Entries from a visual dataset
——————
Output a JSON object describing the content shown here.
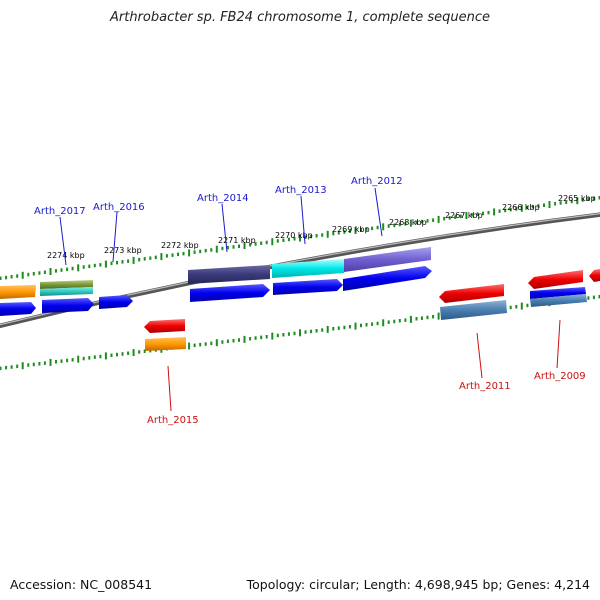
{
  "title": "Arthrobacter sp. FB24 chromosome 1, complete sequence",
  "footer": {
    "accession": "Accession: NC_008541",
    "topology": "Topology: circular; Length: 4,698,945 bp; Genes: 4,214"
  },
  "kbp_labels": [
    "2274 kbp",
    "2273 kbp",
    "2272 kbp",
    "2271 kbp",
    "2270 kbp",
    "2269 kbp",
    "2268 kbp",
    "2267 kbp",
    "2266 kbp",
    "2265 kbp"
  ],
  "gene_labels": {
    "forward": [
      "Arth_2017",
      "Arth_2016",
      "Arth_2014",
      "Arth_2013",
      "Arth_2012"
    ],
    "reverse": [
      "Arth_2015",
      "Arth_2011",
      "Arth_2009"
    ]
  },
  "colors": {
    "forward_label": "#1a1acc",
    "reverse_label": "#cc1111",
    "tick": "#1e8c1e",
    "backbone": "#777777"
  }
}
——————
Restate each entry word for word; pictures stay out of the copy.

**RESPONSE AREA**
Output a JSON object describing the content shown here.
{
  "title": "Arthrobacter sp. FB24 chromosome 1, complete sequence",
  "footer": {
    "accession": "Accession: NC_008541",
    "topology": "Topology: circular; Length: 4,698,945 bp; Genes: 4,214"
  },
  "kbp_labels": [
    "2274 kbp",
    "2273 kbp",
    "2272 kbp",
    "2271 kbp",
    "2270 kbp",
    "2269 kbp",
    "2268 kbp",
    "2267 kbp",
    "2266 kbp",
    "2265 kbp"
  ],
  "gene_labels": {
    "forward": [
      "Arth_2017",
      "Arth_2016",
      "Arth_2014",
      "Arth_2013",
      "Arth_2012"
    ],
    "reverse": [
      "Arth_2015",
      "Arth_2011",
      "Arth_2009"
    ]
  },
  "colors": {
    "forward_label": "#1a1acc",
    "reverse_label": "#cc1111",
    "tick": "#1e8c1e",
    "backbone": "#777777"
  }
}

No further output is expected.